• **SUPPLIED DATA**:
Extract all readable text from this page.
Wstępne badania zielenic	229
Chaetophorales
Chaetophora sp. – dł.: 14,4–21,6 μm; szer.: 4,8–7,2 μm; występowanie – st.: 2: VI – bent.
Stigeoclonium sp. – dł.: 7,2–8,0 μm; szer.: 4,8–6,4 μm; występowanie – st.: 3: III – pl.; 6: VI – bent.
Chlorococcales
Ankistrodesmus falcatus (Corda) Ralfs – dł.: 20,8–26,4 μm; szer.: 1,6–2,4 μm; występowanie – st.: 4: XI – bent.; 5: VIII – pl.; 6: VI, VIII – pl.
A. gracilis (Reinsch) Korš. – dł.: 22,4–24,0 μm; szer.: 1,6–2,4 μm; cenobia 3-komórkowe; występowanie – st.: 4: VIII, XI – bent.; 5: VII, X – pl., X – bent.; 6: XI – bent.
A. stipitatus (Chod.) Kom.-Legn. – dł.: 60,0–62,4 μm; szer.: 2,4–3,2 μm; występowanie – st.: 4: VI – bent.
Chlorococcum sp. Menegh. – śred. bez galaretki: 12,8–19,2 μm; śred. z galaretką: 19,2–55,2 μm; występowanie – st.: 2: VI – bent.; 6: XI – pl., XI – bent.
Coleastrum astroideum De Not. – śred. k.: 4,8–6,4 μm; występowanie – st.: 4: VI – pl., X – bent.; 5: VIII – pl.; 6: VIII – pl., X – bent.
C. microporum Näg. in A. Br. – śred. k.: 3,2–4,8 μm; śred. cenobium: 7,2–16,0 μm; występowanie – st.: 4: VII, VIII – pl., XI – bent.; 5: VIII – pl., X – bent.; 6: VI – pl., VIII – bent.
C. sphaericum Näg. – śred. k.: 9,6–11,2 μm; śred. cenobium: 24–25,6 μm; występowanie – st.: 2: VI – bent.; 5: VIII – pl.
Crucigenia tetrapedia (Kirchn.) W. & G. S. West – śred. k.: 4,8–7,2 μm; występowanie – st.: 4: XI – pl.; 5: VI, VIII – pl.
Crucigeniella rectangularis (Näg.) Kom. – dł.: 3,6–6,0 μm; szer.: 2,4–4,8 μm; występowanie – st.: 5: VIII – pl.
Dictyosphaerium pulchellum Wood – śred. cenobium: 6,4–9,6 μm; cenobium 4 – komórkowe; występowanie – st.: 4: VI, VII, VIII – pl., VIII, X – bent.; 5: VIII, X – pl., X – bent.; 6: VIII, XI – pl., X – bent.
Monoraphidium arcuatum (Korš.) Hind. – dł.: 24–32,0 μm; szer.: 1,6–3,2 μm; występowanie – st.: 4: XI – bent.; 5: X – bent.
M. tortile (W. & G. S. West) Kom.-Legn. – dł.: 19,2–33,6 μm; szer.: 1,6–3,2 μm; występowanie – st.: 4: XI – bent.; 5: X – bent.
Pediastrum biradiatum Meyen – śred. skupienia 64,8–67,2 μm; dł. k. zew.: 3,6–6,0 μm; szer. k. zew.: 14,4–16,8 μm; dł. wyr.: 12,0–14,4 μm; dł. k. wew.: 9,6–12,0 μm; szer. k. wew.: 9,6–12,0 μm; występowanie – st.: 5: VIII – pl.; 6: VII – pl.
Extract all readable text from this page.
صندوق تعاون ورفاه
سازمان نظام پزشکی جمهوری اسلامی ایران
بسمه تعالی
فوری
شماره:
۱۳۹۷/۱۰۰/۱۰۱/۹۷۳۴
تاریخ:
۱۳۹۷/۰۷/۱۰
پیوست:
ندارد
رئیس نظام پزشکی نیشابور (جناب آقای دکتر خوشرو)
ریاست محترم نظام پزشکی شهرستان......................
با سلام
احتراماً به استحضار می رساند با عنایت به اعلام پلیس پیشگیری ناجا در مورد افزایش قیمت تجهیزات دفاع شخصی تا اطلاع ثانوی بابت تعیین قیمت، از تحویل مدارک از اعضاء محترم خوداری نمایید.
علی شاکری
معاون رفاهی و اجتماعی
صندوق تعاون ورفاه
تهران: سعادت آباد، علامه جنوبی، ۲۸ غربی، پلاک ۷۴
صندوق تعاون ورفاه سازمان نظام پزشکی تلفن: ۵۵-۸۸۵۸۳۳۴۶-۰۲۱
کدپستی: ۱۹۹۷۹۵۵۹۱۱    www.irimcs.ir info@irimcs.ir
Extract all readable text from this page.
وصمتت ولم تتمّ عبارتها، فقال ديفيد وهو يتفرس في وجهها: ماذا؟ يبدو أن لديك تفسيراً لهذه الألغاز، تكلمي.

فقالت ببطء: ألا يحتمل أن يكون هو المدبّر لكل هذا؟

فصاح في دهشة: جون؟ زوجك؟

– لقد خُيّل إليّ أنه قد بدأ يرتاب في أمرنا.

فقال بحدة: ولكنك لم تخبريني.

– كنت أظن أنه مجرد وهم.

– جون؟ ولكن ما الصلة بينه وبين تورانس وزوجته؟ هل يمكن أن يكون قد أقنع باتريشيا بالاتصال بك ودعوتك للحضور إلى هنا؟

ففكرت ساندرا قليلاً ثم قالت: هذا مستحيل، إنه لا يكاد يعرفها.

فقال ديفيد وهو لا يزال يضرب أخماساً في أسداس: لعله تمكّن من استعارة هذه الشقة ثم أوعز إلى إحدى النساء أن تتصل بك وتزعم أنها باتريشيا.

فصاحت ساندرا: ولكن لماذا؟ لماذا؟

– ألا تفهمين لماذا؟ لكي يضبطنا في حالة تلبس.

• **DIRECTIVE**: Look back over the material above and state how many lines hold the word "Korš". Write the number and nothing else.

• **TASK SOLUTION**: 2